## EXERCISE DESCRIPTION
Make an exact copy of all the material below, apart from the pictures.

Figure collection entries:
(begin)

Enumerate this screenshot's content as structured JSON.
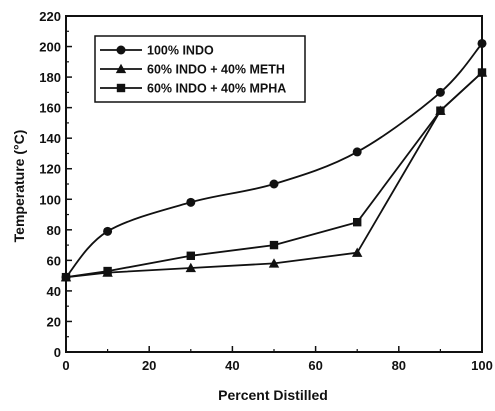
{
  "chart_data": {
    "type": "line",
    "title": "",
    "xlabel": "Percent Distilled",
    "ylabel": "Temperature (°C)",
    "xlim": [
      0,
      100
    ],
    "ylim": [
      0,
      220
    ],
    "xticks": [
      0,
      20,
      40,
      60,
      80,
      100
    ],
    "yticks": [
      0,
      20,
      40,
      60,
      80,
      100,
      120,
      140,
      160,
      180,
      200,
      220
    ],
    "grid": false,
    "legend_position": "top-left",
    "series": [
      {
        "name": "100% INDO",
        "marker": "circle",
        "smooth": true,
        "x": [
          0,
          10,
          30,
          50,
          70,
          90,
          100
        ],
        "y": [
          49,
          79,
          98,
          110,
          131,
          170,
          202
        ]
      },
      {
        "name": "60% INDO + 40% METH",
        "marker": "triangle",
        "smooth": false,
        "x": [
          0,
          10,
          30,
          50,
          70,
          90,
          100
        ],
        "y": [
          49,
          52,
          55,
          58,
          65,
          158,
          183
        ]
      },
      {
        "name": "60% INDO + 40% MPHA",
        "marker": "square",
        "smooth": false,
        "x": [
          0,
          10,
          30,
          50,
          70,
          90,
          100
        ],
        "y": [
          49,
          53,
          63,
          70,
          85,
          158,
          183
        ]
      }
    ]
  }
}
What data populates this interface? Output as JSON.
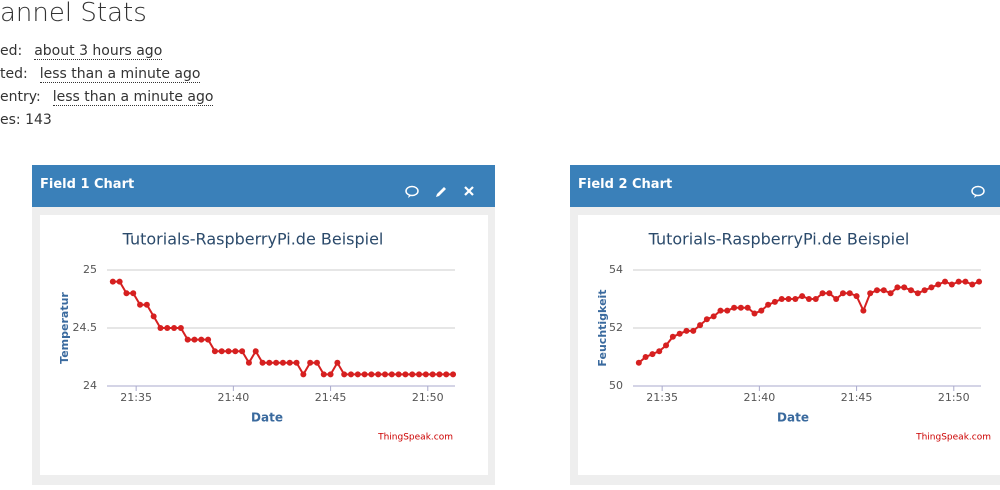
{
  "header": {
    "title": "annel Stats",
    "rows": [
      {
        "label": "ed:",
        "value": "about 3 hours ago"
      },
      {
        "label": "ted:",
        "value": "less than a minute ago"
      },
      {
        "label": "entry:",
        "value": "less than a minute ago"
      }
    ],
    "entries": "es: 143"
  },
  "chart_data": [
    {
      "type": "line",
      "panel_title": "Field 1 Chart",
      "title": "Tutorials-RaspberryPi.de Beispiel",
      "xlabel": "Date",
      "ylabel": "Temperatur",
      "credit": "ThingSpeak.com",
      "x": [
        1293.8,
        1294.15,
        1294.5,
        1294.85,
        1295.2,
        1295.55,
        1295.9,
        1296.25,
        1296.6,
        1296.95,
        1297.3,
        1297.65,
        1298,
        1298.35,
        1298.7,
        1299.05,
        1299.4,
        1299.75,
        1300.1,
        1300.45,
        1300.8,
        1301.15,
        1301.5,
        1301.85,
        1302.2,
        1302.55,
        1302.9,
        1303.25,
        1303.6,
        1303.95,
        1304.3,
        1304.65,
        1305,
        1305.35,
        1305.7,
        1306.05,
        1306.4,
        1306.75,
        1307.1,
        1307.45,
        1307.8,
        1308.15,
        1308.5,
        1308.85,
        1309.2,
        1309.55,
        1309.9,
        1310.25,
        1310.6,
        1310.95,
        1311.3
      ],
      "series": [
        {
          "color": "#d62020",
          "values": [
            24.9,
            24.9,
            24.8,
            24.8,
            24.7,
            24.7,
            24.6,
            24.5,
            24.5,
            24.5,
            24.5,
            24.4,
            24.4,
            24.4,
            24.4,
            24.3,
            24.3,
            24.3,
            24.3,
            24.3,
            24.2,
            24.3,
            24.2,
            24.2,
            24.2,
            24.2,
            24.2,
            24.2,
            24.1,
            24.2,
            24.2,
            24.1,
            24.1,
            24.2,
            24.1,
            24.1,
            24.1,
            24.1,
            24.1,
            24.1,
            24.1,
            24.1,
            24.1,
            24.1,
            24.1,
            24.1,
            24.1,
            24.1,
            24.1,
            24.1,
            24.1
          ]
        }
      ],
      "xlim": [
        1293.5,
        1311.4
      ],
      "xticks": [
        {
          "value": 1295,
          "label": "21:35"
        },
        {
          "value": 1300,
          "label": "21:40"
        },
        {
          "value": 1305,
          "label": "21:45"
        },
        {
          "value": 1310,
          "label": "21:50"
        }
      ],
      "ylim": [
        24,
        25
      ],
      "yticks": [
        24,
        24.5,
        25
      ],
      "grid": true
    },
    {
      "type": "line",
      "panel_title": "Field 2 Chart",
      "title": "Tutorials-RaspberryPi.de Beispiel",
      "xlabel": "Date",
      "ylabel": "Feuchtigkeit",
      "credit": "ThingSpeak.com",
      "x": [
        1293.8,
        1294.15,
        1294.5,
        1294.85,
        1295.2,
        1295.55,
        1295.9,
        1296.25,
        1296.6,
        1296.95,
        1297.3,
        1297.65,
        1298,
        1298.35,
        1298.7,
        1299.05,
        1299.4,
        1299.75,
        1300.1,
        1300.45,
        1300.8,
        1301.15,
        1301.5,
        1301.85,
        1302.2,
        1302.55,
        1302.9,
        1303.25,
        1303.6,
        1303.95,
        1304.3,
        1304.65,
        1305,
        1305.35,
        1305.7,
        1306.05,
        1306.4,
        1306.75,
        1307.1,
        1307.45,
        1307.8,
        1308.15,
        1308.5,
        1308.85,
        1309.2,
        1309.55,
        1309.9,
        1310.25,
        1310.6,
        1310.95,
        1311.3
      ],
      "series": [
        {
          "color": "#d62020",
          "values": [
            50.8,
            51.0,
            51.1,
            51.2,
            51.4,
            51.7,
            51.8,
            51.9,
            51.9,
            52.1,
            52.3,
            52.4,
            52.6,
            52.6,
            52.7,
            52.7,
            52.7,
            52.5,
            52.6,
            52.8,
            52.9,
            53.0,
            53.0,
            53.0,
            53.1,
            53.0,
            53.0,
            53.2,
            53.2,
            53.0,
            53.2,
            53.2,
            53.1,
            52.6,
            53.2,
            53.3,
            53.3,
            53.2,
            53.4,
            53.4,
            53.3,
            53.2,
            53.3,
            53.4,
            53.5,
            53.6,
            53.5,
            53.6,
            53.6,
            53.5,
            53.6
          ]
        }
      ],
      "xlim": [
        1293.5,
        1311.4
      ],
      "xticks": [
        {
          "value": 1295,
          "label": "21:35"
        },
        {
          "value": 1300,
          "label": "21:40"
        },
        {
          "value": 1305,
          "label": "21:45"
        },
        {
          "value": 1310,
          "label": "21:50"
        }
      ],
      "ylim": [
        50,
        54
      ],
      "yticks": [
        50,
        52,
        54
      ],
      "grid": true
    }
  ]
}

(end)

## EXPECTED OUTPUT
Enumerate this screenshot's content as structured JSON.
{
  "chart_data": {
    "type": "line",
    "title": "",
    "xlabel": "Percent Distilled",
    "ylabel": "Temperature (°C)",
    "xlim": [
      0,
      100
    ],
    "ylim": [
      0,
      220
    ],
    "xticks": [
      0,
      20,
      40,
      60,
      80,
      100
    ],
    "yticks": [
      0,
      20,
      40,
      60,
      80,
      100,
      120,
      140,
      160,
      180,
      200,
      220
    ],
    "grid": false,
    "legend_position": "top-left",
    "series": [
      {
        "name": "100% INDO",
        "marker": "circle",
        "smooth": true,
        "x": [
          0,
          10,
          30,
          50,
          70,
          90,
          100
        ],
        "y": [
          49,
          79,
          98,
          110,
          131,
          170,
          202
        ]
      },
      {
        "name": "60% INDO + 40% METH",
        "marker": "triangle",
        "smooth": false,
        "x": [
          0,
          10,
          30,
          50,
          70,
          90,
          100
        ],
        "y": [
          49,
          52,
          55,
          58,
          65,
          158,
          183
        ]
      },
      {
        "name": "60% INDO + 40% MPHA",
        "marker": "square",
        "smooth": false,
        "x": [
          0,
          10,
          30,
          50,
          70,
          90,
          100
        ],
        "y": [
          49,
          53,
          63,
          70,
          85,
          158,
          183
        ]
      }
    ]
  }
}
What data populates this interface? Output as JSON.
{
  "header": {
    "title": "annel Stats",
    "rows": [
      {
        "label": "ed:",
        "value": "about 3 hours ago"
      },
      {
        "label": "ted:",
        "value": "less than a minute ago"
      },
      {
        "label": "entry:",
        "value": "less than a minute ago"
      }
    ],
    "entries": "es: 143"
  },
  "chart_data": [
    {
      "type": "line",
      "panel_title": "Field 1 Chart",
      "title": "Tutorials-RaspberryPi.de Beispiel",
      "xlabel": "Date",
      "ylabel": "Temperatur",
      "credit": "ThingSpeak.com",
      "x": [
        1293.8,
        1294.15,
        1294.5,
        1294.85,
        1295.2,
        1295.55,
        1295.9,
        1296.25,
        1296.6,
        1296.95,
        1297.3,
        1297.65,
        1298,
        1298.35,
        1298.7,
        1299.05,
        1299.4,
        1299.75,
        1300.1,
        1300.45,
        1300.8,
        1301.15,
        1301.5,
        1301.85,
        1302.2,
        1302.55,
        1302.9,
        1303.25,
        1303.6,
        1303.95,
        1304.3,
        1304.65,
        1305,
        1305.35,
        1305.7,
        1306.05,
        1306.4,
        1306.75,
        1307.1,
        1307.45,
        1307.8,
        1308.15,
        1308.5,
        1308.85,
        1309.2,
        1309.55,
        1309.9,
        1310.25,
        1310.6,
        1310.95,
        1311.3
      ],
      "series": [
        {
          "color": "#d62020",
          "values": [
            24.9,
            24.9,
            24.8,
            24.8,
            24.7,
            24.7,
            24.6,
            24.5,
            24.5,
            24.5,
            24.5,
            24.4,
            24.4,
            24.4,
            24.4,
            24.3,
            24.3,
            24.3,
            24.3,
            24.3,
            24.2,
            24.3,
            24.2,
            24.2,
            24.2,
            24.2,
            24.2,
            24.2,
            24.1,
            24.2,
            24.2,
            24.1,
            24.1,
            24.2,
            24.1,
            24.1,
            24.1,
            24.1,
            24.1,
            24.1,
            24.1,
            24.1,
            24.1,
            24.1,
            24.1,
            24.1,
            24.1,
            24.1,
            24.1,
            24.1,
            24.1
          ]
        }
      ],
      "xlim": [
        1293.5,
        1311.4
      ],
      "xticks": [
        {
          "value": 1295,
          "label": "21:35"
        },
        {
          "value": 1300,
          "label": "21:40"
        },
        {
          "value": 1305,
          "label": "21:45"
        },
        {
          "value": 1310,
          "label": "21:50"
        }
      ],
      "ylim": [
        24,
        25
      ],
      "yticks": [
        24,
        24.5,
        25
      ],
      "grid": true
    },
    {
      "type": "line",
      "panel_title": "Field 2 Chart",
      "title": "Tutorials-RaspberryPi.de Beispiel",
      "xlabel": "Date",
      "ylabel": "Feuchtigkeit",
      "credit": "ThingSpeak.com",
      "x": [
        1293.8,
        1294.15,
        1294.5,
        1294.85,
        1295.2,
        1295.55,
        1295.9,
        1296.25,
        1296.6,
        1296.95,
        1297.3,
        1297.65,
        1298,
        1298.35,
        1298.7,
        1299.05,
        1299.4,
        1299.75,
        1300.1,
        1300.45,
        1300.8,
        1301.15,
        1301.5,
        1301.85,
        1302.2,
        1302.55,
        1302.9,
        1303.25,
        1303.6,
        1303.95,
        1304.3,
        1304.65,
        1305,
        1305.35,
        1305.7,
        1306.05,
        1306.4,
        1306.75,
        1307.1,
        1307.45,
        1307.8,
        1308.15,
        1308.5,
        1308.85,
        1309.2,
        1309.55,
        1309.9,
        1310.25,
        1310.6,
        1310.95,
        1311.3
      ],
      "series": [
        {
          "color": "#d62020",
          "values": [
            50.8,
            51.0,
            51.1,
            51.2,
            51.4,
            51.7,
            51.8,
            51.9,
            51.9,
            52.1,
            52.3,
            52.4,
            52.6,
            52.6,
            52.7,
            52.7,
            52.7,
            52.5,
            52.6,
            52.8,
            52.9,
            53.0,
            53.0,
            53.0,
            53.1,
            53.0,
            53.0,
            53.2,
            53.2,
            53.0,
            53.2,
            53.2,
            53.1,
            52.6,
            53.2,
            53.3,
            53.3,
            53.2,
            53.4,
            53.4,
            53.3,
            53.2,
            53.3,
            53.4,
            53.5,
            53.6,
            53.5,
            53.6,
            53.6,
            53.5,
            53.6
          ]
        }
      ],
      "xlim": [
        1293.5,
        1311.4
      ],
      "xticks": [
        {
          "value": 1295,
          "label": "21:35"
        },
        {
          "value": 1300,
          "label": "21:40"
        },
        {
          "value": 1305,
          "label": "21:45"
        },
        {
          "value": 1310,
          "label": "21:50"
        }
      ],
      "ylim": [
        50,
        54
      ],
      "yticks": [
        50,
        52,
        54
      ],
      "grid": true
    }
  ]
}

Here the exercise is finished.